== Requirement ==
Search the records for "totPaidIn" and copy each line that holds it.

Rows from a figure dataset
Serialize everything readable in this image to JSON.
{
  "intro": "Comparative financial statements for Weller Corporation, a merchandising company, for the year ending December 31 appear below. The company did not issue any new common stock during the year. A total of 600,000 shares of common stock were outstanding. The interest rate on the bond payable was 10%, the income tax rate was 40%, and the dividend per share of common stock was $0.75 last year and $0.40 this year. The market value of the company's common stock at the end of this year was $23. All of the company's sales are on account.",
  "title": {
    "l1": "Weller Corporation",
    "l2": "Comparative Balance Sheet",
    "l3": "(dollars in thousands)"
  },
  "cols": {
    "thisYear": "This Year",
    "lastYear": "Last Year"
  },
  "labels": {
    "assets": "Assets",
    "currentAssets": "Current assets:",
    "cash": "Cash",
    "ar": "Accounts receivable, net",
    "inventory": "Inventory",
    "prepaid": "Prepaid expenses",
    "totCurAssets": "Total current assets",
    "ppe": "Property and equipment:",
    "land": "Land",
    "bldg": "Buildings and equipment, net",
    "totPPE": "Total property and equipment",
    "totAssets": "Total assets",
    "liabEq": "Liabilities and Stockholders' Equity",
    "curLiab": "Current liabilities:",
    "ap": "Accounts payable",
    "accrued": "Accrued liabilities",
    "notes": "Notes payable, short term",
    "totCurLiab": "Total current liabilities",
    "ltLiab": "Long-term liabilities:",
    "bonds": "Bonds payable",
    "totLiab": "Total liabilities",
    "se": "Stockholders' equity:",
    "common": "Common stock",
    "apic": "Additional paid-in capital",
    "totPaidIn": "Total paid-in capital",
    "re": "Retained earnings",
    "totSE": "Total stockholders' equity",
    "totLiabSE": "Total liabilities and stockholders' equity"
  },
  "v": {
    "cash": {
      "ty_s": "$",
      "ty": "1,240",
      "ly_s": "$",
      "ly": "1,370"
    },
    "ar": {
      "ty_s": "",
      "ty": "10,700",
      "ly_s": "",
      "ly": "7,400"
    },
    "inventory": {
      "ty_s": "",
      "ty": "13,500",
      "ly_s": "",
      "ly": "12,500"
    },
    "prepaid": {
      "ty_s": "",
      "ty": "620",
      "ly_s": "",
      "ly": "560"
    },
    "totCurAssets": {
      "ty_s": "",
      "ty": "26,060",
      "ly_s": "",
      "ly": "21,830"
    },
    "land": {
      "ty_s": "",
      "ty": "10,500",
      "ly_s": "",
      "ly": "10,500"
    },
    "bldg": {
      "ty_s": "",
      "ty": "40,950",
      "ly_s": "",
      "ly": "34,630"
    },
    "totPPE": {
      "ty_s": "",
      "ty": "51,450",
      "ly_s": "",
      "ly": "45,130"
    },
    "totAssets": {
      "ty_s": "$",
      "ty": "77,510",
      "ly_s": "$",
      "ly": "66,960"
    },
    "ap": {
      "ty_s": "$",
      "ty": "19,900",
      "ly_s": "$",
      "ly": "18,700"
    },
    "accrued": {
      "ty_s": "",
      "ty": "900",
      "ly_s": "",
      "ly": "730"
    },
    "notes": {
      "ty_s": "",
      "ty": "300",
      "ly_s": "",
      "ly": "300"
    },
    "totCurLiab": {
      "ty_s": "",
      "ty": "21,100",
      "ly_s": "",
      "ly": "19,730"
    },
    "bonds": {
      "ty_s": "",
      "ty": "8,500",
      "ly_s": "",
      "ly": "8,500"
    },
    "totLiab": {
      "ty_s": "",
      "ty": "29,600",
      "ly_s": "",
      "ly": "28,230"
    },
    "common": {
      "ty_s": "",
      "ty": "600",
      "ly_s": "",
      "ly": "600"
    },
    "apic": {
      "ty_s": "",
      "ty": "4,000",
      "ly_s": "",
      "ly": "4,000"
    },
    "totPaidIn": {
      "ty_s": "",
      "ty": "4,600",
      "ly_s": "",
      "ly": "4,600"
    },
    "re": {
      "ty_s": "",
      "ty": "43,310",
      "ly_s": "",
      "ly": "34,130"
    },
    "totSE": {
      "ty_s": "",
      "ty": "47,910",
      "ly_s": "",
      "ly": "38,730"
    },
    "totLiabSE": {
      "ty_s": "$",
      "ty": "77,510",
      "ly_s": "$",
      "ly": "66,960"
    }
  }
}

== Answer to the task ==
    "totPaidIn": "Total paid-in capital",
    "totPaidIn": {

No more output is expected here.